=== Stated goal ===
Select lines where the word "Andel" appears.
═════ Given data ═════
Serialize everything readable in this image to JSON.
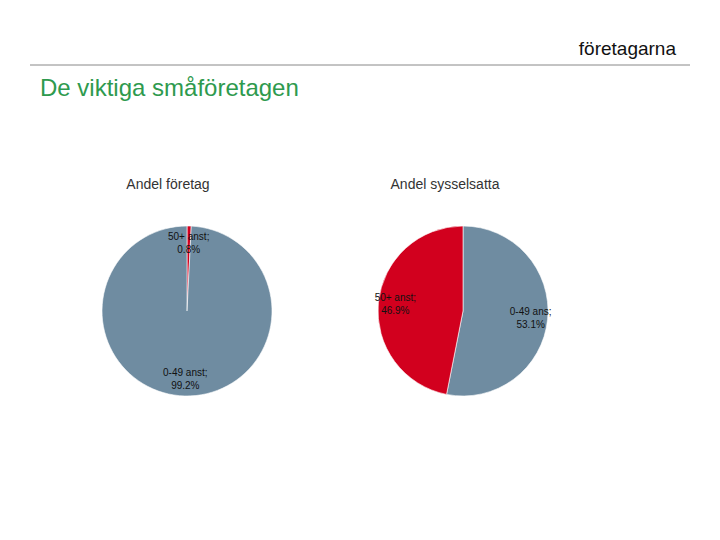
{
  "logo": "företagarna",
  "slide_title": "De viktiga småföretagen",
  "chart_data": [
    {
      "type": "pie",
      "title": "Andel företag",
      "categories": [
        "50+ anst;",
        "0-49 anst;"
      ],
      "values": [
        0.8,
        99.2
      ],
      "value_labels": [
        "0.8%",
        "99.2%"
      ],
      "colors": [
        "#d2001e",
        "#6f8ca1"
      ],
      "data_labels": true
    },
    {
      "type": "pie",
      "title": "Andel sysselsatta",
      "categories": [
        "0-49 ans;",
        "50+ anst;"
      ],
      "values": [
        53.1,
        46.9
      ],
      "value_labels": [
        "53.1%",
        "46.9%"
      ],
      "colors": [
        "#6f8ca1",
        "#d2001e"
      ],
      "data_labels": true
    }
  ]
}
═════
═════ Given data ═════
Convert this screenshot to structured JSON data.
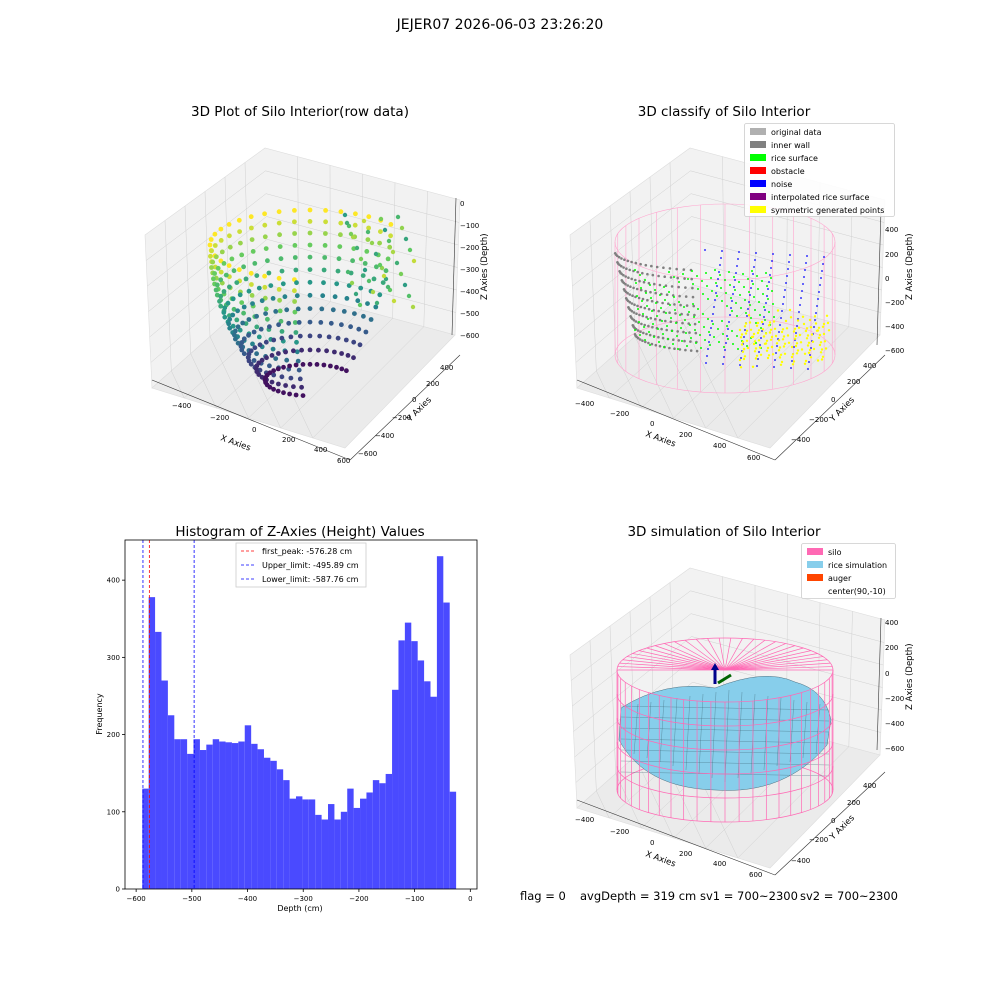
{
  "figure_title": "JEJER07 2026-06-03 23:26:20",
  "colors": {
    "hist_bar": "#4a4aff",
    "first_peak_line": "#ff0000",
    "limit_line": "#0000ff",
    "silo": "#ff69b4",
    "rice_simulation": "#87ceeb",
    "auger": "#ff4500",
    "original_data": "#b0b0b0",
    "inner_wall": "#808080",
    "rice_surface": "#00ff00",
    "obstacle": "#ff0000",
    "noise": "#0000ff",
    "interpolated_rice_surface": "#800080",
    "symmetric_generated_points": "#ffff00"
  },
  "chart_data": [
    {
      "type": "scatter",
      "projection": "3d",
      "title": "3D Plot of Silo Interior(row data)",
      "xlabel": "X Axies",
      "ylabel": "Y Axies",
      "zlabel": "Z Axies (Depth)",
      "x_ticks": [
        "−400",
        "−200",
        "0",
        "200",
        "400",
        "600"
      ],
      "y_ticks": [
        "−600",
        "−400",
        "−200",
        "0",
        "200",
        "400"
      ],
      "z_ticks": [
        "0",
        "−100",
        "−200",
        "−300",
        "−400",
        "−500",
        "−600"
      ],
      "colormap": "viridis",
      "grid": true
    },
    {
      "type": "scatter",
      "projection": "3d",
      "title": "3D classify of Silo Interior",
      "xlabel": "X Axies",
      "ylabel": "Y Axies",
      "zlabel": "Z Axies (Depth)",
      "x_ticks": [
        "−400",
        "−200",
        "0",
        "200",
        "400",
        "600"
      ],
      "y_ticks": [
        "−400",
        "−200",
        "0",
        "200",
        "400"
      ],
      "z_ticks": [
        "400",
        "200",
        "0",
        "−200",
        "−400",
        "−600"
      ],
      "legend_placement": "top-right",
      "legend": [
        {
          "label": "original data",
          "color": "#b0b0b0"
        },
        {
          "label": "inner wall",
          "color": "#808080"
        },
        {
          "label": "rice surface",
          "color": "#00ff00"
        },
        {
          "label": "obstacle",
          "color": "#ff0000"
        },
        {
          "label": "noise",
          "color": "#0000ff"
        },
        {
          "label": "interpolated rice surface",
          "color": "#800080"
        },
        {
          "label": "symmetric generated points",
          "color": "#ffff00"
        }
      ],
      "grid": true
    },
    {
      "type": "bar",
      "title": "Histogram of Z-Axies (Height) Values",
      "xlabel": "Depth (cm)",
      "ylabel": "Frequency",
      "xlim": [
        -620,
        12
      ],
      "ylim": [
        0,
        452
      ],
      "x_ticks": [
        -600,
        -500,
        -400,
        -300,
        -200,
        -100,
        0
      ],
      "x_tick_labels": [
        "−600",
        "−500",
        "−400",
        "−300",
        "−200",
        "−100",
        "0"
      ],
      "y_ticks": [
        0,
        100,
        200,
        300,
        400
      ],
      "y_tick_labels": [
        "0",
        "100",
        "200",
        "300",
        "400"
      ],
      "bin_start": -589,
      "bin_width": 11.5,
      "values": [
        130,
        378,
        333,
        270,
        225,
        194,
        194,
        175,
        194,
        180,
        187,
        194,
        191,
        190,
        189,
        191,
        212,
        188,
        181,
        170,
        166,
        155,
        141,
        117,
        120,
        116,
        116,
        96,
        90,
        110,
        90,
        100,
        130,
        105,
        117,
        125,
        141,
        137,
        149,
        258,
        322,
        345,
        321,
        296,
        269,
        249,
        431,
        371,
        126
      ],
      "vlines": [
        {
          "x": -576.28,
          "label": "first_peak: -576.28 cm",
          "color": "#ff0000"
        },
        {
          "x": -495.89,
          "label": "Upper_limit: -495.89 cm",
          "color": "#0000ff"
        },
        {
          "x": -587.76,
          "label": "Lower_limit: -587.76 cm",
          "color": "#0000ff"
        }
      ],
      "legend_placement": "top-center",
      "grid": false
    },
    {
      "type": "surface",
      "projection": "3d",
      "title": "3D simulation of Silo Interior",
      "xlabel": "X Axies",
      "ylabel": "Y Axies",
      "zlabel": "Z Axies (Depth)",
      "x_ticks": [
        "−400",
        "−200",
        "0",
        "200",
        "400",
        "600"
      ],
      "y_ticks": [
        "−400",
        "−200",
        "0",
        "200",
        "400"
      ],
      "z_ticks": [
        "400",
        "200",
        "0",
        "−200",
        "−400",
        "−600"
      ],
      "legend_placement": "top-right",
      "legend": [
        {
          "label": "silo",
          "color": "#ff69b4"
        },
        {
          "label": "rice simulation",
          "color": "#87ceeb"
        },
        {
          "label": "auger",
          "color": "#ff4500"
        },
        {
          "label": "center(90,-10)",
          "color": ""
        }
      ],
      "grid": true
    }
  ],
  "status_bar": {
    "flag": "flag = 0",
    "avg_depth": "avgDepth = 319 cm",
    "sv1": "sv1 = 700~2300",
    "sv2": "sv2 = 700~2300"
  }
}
═════
=== Full answer ===
      "title": "Andel företag",
      "title": "Andel sysselsatta",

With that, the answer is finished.